_TASK STATEMENT:_
Reproduce each record below exactly as written.

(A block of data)
• • •
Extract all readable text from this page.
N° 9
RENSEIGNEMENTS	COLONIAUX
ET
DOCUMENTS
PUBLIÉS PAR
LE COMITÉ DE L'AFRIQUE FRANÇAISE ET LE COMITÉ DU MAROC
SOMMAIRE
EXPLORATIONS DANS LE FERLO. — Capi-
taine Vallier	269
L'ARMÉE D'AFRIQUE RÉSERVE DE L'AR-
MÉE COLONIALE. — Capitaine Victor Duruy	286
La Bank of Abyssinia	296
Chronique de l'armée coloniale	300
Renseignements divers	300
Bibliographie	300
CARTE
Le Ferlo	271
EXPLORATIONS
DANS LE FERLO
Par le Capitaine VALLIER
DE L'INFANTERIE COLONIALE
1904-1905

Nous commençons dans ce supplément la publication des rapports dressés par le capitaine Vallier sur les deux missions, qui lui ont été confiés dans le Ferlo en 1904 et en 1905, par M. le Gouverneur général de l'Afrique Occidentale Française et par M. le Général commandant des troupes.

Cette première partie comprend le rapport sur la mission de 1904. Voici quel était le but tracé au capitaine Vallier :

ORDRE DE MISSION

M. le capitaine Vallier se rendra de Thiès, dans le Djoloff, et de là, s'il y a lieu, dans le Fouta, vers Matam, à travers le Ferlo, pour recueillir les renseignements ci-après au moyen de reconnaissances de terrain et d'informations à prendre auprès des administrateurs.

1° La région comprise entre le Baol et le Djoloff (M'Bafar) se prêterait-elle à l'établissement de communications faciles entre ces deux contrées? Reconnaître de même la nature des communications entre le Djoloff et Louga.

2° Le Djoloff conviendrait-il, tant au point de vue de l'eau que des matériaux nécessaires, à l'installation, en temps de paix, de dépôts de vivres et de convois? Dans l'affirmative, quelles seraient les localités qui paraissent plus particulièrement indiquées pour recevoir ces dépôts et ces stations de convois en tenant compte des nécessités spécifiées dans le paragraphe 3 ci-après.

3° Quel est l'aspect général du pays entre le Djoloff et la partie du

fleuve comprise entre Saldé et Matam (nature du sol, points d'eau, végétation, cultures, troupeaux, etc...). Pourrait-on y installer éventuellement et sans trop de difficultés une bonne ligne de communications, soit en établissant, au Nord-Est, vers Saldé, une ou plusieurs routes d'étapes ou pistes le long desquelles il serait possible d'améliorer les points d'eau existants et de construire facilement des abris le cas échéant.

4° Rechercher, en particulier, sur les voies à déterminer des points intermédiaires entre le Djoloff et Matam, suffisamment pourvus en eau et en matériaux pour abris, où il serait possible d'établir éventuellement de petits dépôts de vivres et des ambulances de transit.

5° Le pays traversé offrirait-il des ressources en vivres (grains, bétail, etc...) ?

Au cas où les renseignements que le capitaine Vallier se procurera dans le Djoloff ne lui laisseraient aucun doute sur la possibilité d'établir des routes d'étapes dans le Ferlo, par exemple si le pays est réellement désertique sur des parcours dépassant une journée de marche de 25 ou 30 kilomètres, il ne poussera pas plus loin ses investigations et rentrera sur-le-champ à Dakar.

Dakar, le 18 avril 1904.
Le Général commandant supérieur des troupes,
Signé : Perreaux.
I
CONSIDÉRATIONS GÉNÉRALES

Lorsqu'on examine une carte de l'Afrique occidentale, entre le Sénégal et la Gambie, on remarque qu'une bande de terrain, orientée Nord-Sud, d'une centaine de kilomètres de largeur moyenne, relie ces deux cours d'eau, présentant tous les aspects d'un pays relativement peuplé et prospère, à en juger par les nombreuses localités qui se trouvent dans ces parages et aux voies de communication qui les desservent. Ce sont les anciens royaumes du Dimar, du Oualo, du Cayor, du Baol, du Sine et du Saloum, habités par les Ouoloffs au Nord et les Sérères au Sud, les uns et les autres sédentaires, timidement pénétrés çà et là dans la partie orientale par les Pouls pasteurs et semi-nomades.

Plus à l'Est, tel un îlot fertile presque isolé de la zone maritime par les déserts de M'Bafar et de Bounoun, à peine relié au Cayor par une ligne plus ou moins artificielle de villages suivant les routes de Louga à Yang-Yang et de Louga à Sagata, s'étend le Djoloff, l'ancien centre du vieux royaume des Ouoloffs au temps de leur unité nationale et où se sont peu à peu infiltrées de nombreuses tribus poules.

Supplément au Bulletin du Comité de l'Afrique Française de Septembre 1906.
• • •
_OUTPUT:_
Extract all readable text from this page.
N° 9
RENSEIGNEMENTS	COLONIAUX
ET
DOCUMENTS
PUBLIÉS PAR
LE COMITÉ DE L'AFRIQUE FRANÇAISE ET LE COMITÉ DU MAROC
SOMMAIRE
EXPLORATIONS DANS LE FERLO. — Capi-
taine Vallier	269
L'ARMÉE D'AFRIQUE RÉSERVE DE L'AR-
MÉE COLONIALE. — Capitaine Victor Duruy	286
La Bank of Abyssinia	296
Chronique de l'armée coloniale	300
Renseignements divers	300
Bibliographie	300
CARTE
Le Ferlo	271
EXPLORATIONS
DANS LE FERLO
Par le Capitaine VALLIER
DE L'INFANTERIE COLONIALE
1904-1905

Nous commençons dans ce supplément la publication des rapports dressés par le capitaine Vallier sur les deux missions, qui lui ont été confiés dans le Ferlo en 1904 et en 1905, par M. le Gouverneur général de l'Afrique Occidentale Française et par M. le Général commandant des troupes.

Cette première partie comprend le rapport sur la mission de 1904. Voici quel était le but tracé au capitaine Vallier :

ORDRE DE MISSION

M. le capitaine Vallier se rendra de Thiès, dans le Djoloff, et de là, s'il y a lieu, dans le Fouta, vers Matam, à travers le Ferlo, pour recueillir les renseignements ci-après au moyen de reconnaissances de terrain et d'informations à prendre auprès des administrateurs.

1° La région comprise entre le Baol et le Djoloff (M'Bafar) se prêterait-elle à l'établissement de communications faciles entre ces deux contrées? Reconnaître de même la nature des communications entre le Djoloff et Louga.

2° Le Djoloff conviendrait-il, tant au point de vue de l'eau que des matériaux nécessaires, à l'installation, en temps de paix, de dépôts de vivres et de convois? Dans l'affirmative, quelles seraient les localités qui paraissent plus particulièrement indiquées pour recevoir ces dépôts et ces stations de convois en tenant compte des nécessités spécifiées dans le paragraphe 3 ci-après.

3° Quel est l'aspect général du pays entre le Djoloff et la partie du

fleuve comprise entre Saldé et Matam (nature du sol, points d'eau, végétation, cultures, troupeaux, etc...). Pourrait-on y installer éventuellement et sans trop de difficultés une bonne ligne de communications, soit en établissant, au Nord-Est, vers Saldé, une ou plusieurs routes d'étapes ou pistes le long desquelles il serait possible d'améliorer les points d'eau existants et de construire facilement des abris le cas échéant.

4° Rechercher, en particulier, sur les voies à déterminer des points intermédiaires entre le Djoloff et Matam, suffisamment pourvus en eau et en matériaux pour abris, où il serait possible d'établir éventuellement de petits dépôts de vivres et des ambulances de transit.

5° Le pays traversé offrirait-il des ressources en vivres (grains, bétail, etc...) ?

Au cas où les renseignements que le capitaine Vallier se procurera dans le Djoloff ne lui laisseraient aucun doute sur la possibilité d'établir des routes d'étapes dans le Ferlo, par exemple si le pays est réellement désertique sur des parcours dépassant une journée de marche de 25 ou 30 kilomètres, il ne poussera pas plus loin ses investigations et rentrera sur-le-champ à Dakar.

Dakar, le 18 avril 1904.
Le Général commandant supérieur des troupes,
Signé : Perreaux.
I
CONSIDÉRATIONS GÉNÉRALES

Lorsqu'on examine une carte de l'Afrique occidentale, entre le Sénégal et la Gambie, on remarque qu'une bande de terrain, orientée Nord-Sud, d'une centaine de kilomètres de largeur moyenne, relie ces deux cours d'eau, présentant tous les aspects d'un pays relativement peuplé et prospère, à en juger par les nombreuses localités qui se trouvent dans ces parages et aux voies de communication qui les desservent. Ce sont les anciens royaumes du Dimar, du Oualo, du Cayor, du Baol, du Sine et du Saloum, habités par les Ouoloffs au Nord et les Sérères au Sud, les uns et les autres sédentaires, timidement pénétrés çà et là dans la partie orientale par les Pouls pasteurs et semi-nomades.

Plus à l'Est, tel un îlot fertile presque isolé de la zone maritime par les déserts de M'Bafar et de Bounoun, à peine relié au Cayor par une ligne plus ou moins artificielle de villages suivant les routes de Louga à Yang-Yang et de Louga à Sagata, s'étend le Djoloff, l'ancien centre du vieux royaume des Ouoloffs au temps de leur unité nationale et où se sont peu à peu infiltrées de nombreuses tribus poules.

Supplément au Bulletin du Comité de l'Afrique Française de Septembre 1906.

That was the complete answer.